Short problem: Reproduce verbatim the lines between the line containing "192, 396, 252]" and the line containing "Itemize the components", inclusive, and nothing else.

□ □ □ □ □ □ □

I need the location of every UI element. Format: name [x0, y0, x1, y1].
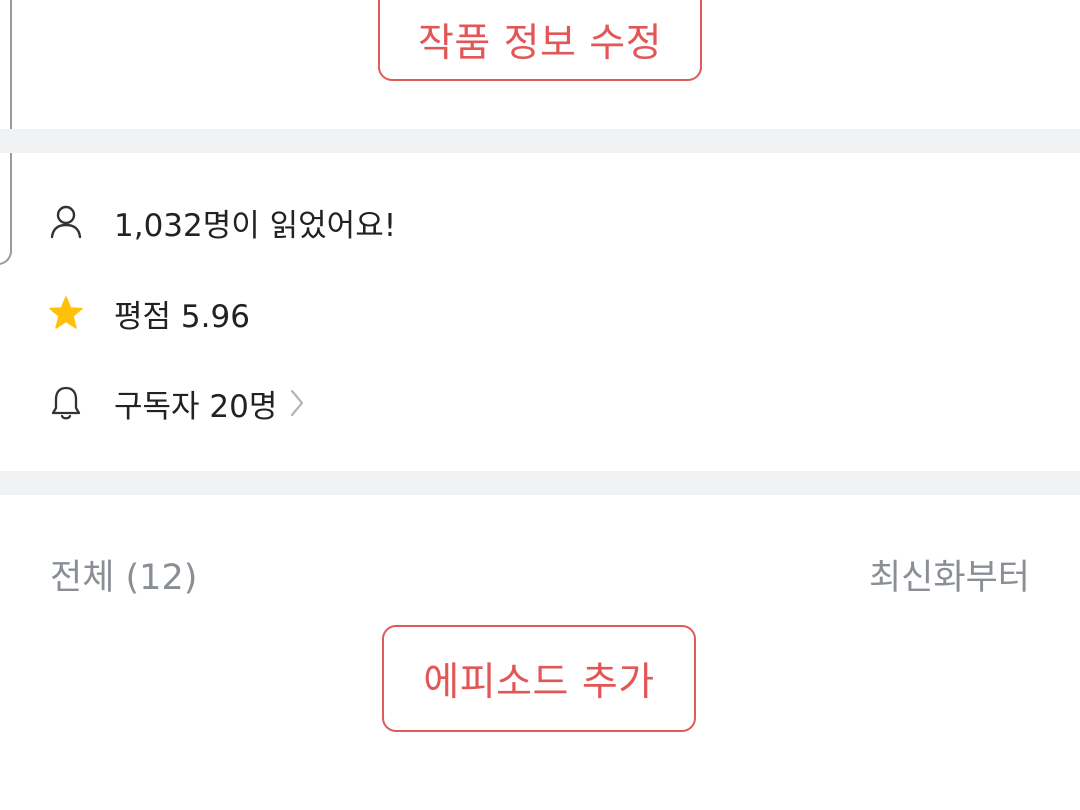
readers-stat: 1,032명이 읽었어요!	[48, 192, 396, 252]
section-divider	[0, 471, 1080, 495]
star-icon	[48, 295, 84, 331]
person-icon	[48, 204, 84, 240]
sort-order-button[interactable]: 최신화부터	[869, 549, 1030, 600]
chevron-right-icon[interactable]	[289, 385, 309, 421]
rating-stat: 평점 5.96	[48, 283, 250, 343]
episode-count-label: 전체 (12)	[50, 558, 198, 598]
subscribers-text[interactable]: 구독자 20명	[114, 381, 277, 426]
subscribers-stat[interactable]: 구독자 20명	[48, 373, 309, 433]
section-divider	[0, 129, 1080, 153]
readers-count-text: 1,032명이 읽었어요!	[114, 207, 397, 244]
bell-icon	[48, 385, 84, 421]
add-episode-button[interactable]: 에피소드 추가	[382, 625, 696, 732]
rating-text: 평점 5.96	[114, 298, 250, 335]
edit-work-info-button[interactable]: 작품 정보 수정	[378, 0, 702, 81]
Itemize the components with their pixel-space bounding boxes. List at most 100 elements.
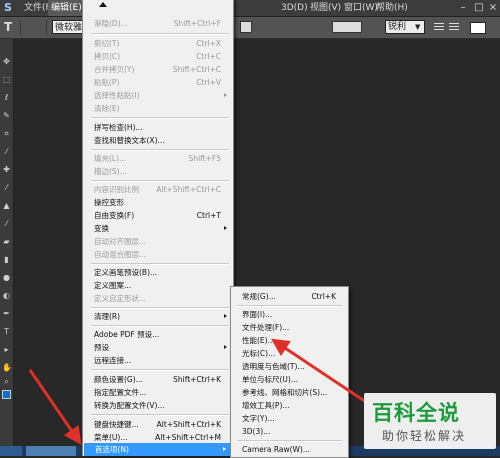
stamp-tool-icon[interactable]: ▲ (2, 201, 11, 210)
hand-tool-icon[interactable]: ✋ (2, 363, 12, 372)
divider (91, 117, 229, 119)
divider (20, 20, 21, 35)
menu-edit[interactable]: 编辑(E) (48, 0, 85, 16)
divider (91, 263, 229, 265)
submenu-item-performance[interactable]: 性能(E)... (231, 334, 346, 347)
pen-tool-icon[interactable]: ✒ (2, 309, 11, 318)
menu-item-label: 增效工具(P)... (242, 401, 290, 410)
zoom-tool-icon[interactable]: ⌕ (2, 377, 11, 386)
submenu-item-cursors[interactable]: 光标(C)... (231, 347, 346, 360)
menu-item-pdf-presets[interactable]: Adobe PDF 预设... (83, 328, 231, 341)
minimize-icon[interactable]: – (456, 2, 470, 13)
healing-tool-icon[interactable]: ✚ (2, 165, 11, 174)
menu-item-label: 合并拷贝(Y) (94, 65, 135, 74)
move-tool-icon[interactable]: ✥ (2, 57, 11, 66)
type-tool-icon[interactable]: T (2, 327, 11, 336)
menu-item-paste-special[interactable]: 选择性粘贴(I) (83, 89, 231, 102)
menu-item-define-brush[interactable]: 定义画笔预设(B)... (83, 266, 231, 279)
menu-item-keyboard-shortcuts[interactable]: 键盘快捷键... Alt+Shift+Ctrl+K (83, 418, 231, 431)
menu-item-remote-connections[interactable]: 远程连接... (83, 354, 231, 367)
menu-item-content-aware-scale[interactable]: 内容识别比例 Alt+Shift+Ctrl+C (83, 183, 231, 196)
menu-item-fade[interactable]: 渐隐(D)... Shift+Ctrl+F (83, 17, 231, 30)
gradient-tool-icon[interactable]: ▮ (2, 255, 11, 264)
marquee-tool-icon[interactable]: ⬚ (2, 75, 11, 84)
submenu-item-units-rulers[interactable]: 单位与标尺(U)... (231, 373, 346, 386)
menu-item-fill[interactable]: 填充(L)... Shift+F5 (83, 152, 231, 165)
menu-view[interactable]: 视图(V) (310, 0, 341, 16)
submenu-item-plugins[interactable]: 增效工具(P)... (231, 399, 346, 412)
lasso-tool-icon[interactable]: ℓ (2, 93, 11, 102)
submenu-item-guides-grid[interactable]: 参考线、网格和切片(S)... (231, 386, 346, 399)
menu-item-label: 透明度与色域(T)... (242, 362, 305, 371)
menu-3d[interactable]: 3D(D) (281, 0, 308, 16)
menu-item-shortcut: Shift+Ctrl+K (173, 375, 221, 384)
menu-item-define-pattern[interactable]: 定义图案... (83, 279, 231, 292)
menu-item-clear[interactable]: 清除(E) (83, 102, 231, 115)
submenu-item-file-handling[interactable]: 文件处理(F)... (231, 321, 346, 334)
align-left-icon[interactable] (433, 21, 445, 33)
align-center-icon[interactable] (448, 21, 460, 33)
menu-item-stroke[interactable]: 描边(S)... (83, 165, 231, 178)
menu-item-shortcut: Shift+Ctrl+C (172, 65, 221, 74)
menu-item-label: 查找和替换文本(X)... (94, 136, 165, 145)
submenu-item-3d[interactable]: 3D(3)... (231, 425, 346, 438)
menu-item-define-shape[interactable]: 定义自定形状... (83, 292, 231, 305)
menu-item-free-transform[interactable]: 自由变换(F) Ctrl+T (83, 209, 231, 222)
submenu-item-interface[interactable]: 界面(I)... (231, 308, 346, 321)
submenu-item-type[interactable]: 文字(Y)... (231, 412, 346, 425)
menu-item-label: 转换为配置文件(V)... (94, 401, 165, 410)
menu-item-label: 定义自定形状... (94, 294, 147, 303)
text-color-swatch[interactable] (470, 22, 486, 34)
menu-item-spell-check[interactable]: 拼写检查(H)... (83, 121, 231, 134)
menu-item-transform[interactable]: 变换 (83, 222, 231, 235)
menu-window[interactable]: 窗口(W) (344, 0, 378, 16)
menu-item-paste[interactable]: 粘贴(P) Ctrl+V (83, 76, 231, 89)
menu-item-label: 自由变换(F) (94, 211, 135, 220)
menu-item-label: 自动对齐图层... (94, 237, 147, 246)
submenu-item-general[interactable]: 常规(G)... Ctrl+K (231, 290, 346, 303)
menu-item-presets[interactable]: 预设 (83, 341, 231, 354)
blur-tool-icon[interactable]: ● (2, 273, 11, 282)
history-brush-tool-icon[interactable]: ⁄ (2, 219, 11, 228)
menu-item-auto-blend[interactable]: 自动混合图层... (83, 248, 231, 261)
menu-item-shortcut: Ctrl+C (196, 52, 221, 61)
menu-item-copy[interactable]: 拷贝(C) Ctrl+C (83, 50, 231, 63)
dodge-tool-icon[interactable]: ◐ (2, 291, 11, 300)
start-button[interactable] (0, 446, 22, 456)
menu-item-assign-profile[interactable]: 指定配置文件... (83, 386, 231, 399)
maximize-icon[interactable]: □ (472, 2, 486, 13)
quick-select-tool-icon[interactable]: ✎ (2, 111, 11, 120)
eyedropper-tool-icon[interactable]: ⁄ (2, 147, 11, 156)
antialias-label (332, 21, 362, 33)
menu-item-find-replace[interactable]: 查找和替换文本(X)... (83, 134, 231, 147)
menu-item-puppet-warp[interactable]: 操控变形 (83, 196, 231, 209)
menu-item-convert-profile[interactable]: 转换为配置文件(V)... (83, 399, 231, 412)
eraser-tool-icon[interactable]: ▰ (2, 237, 11, 246)
menu-item-purge[interactable]: 清理(R) (83, 310, 231, 323)
divider (91, 307, 229, 309)
close-icon[interactable]: × (486, 2, 500, 13)
divider (237, 305, 342, 307)
menu-item-color-settings[interactable]: 颜色设置(G)... Shift+Ctrl+K (83, 373, 231, 386)
menu-item-shortcut: Ctrl+V (196, 78, 221, 87)
taskbar-app[interactable] (26, 446, 76, 456)
menu-item-auto-align[interactable]: 自动对齐图层... (83, 235, 231, 248)
submenu-item-transparency[interactable]: 透明度与色域(T)... (231, 360, 346, 373)
menu-item-cut[interactable]: 剪切(T) Ctrl+X (83, 37, 231, 50)
crop-tool-icon[interactable]: ⌗ (2, 129, 11, 138)
font-size-select[interactable] (240, 21, 252, 33)
submenu-item-camera-raw[interactable]: Camera Raw(W)... (231, 443, 346, 456)
scroll-up-icon[interactable] (99, 2, 107, 7)
divider (91, 369, 229, 371)
menu-help[interactable]: 帮助(H) (376, 0, 408, 16)
preferences-submenu: 常规(G)... Ctrl+K 界面(I)... 文件处理(F)... 性能(E)… (230, 286, 349, 458)
brush-tool-icon[interactable]: ⁄ (2, 183, 11, 192)
path-select-tool-icon[interactable]: ▸ (2, 345, 11, 354)
text-tool-icon[interactable]: T (4, 20, 12, 34)
menu-item-shortcut: Shift+F5 (188, 154, 221, 163)
menu-item-preferences[interactable]: 首选项(N) (84, 443, 230, 456)
menu-item-copy-merged[interactable]: 合并拷贝(Y) Shift+Ctrl+C (83, 63, 231, 76)
foreground-color-swatch[interactable] (2, 390, 11, 399)
menu-item-shortcut: Alt+Shift+Ctrl+K (156, 420, 221, 429)
photoshop-logo-icon[interactable]: S (2, 1, 14, 14)
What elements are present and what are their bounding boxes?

□ □ □ □ □ □ □

Exercise response:
readers-stat: 1,032명이 읽었어요!	[48, 192, 396, 252]
section-divider	[0, 471, 1080, 495]
star-icon	[48, 295, 84, 331]
person-icon	[48, 204, 84, 240]
sort-order-button[interactable]: 최신화부터	[869, 549, 1030, 600]
chevron-right-icon[interactable]	[289, 385, 309, 421]
rating-stat: 평점 5.96	[48, 283, 250, 343]
episode-count-label: 전체 (12)	[50, 558, 198, 598]
subscribers-text[interactable]: 구독자 20명	[114, 381, 277, 426]
subscribers-stat[interactable]: 구독자 20명	[48, 373, 309, 433]
section-divider	[0, 129, 1080, 153]
readers-count-text: 1,032명이 읽었어요!	[114, 207, 397, 244]
bell-icon	[48, 385, 84, 421]
add-episode-button[interactable]: 에피소드 추가	[382, 625, 696, 732]
rating-text: 평점 5.96	[114, 298, 250, 335]
edit-work-info-button[interactable]: 작품 정보 수정	[378, 0, 702, 81]
Itemize the components with their pixel-space bounding boxes. List at most 100 elements.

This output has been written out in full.